━━ Listed entries

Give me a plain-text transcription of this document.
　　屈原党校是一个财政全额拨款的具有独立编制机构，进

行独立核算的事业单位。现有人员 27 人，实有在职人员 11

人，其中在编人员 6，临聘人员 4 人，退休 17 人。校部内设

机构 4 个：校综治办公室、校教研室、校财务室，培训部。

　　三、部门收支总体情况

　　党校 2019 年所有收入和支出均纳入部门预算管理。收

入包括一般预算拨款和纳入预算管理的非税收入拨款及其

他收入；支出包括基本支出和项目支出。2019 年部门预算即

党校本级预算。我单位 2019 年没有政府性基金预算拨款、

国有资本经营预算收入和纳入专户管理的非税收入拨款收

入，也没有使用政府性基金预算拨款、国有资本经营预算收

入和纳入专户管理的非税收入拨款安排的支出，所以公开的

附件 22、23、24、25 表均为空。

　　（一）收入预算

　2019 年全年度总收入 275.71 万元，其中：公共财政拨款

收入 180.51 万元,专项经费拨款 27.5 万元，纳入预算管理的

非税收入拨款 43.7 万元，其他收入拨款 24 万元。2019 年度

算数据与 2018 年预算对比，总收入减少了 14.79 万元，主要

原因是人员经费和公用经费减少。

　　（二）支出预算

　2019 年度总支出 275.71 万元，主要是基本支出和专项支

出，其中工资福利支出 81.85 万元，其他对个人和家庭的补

━━━━

*What needs to be done*.
Reproduce the entries above in full by retyping them exactly.

*Result of the exercise*.
Give me a plain-text transcription of this document.
　　屈原党校是一个财政全额拨款的具有独立编制机构，进

行独立核算的事业单位。现有人员 27 人，实有在职人员 11

人，其中在编人员 6，临聘人员 4 人，退休 17 人。校部内设

机构 4 个：校综治办公室、校教研室、校财务室，培训部。

　　三、部门收支总体情况

　　党校 2019 年所有收入和支出均纳入部门预算管理。收

入包括一般预算拨款和纳入预算管理的非税收入拨款及其

他收入；支出包括基本支出和项目支出。2019 年部门预算即

党校本级预算。我单位 2019 年没有政府性基金预算拨款、

国有资本经营预算收入和纳入专户管理的非税收入拨款收

入，也没有使用政府性基金预算拨款、国有资本经营预算收

入和纳入专户管理的非税收入拨款安排的支出，所以公开的

附件 22、23、24、25 表均为空。

　　（一）收入预算

　2019 年全年度总收入 275.71 万元，其中：公共财政拨款

收入 180.51 万元,专项经费拨款 27.5 万元，纳入预算管理的

非税收入拨款 43.7 万元，其他收入拨款 24 万元。2019 年度

算数据与 2018 年预算对比，总收入减少了 14.79 万元，主要

原因是人员经费和公用经费减少。

　　（二）支出预算

　2019 年度总支出 275.71 万元，主要是基本支出和专项支

出，其中工资福利支出 81.85 万元，其他对个人和家庭的补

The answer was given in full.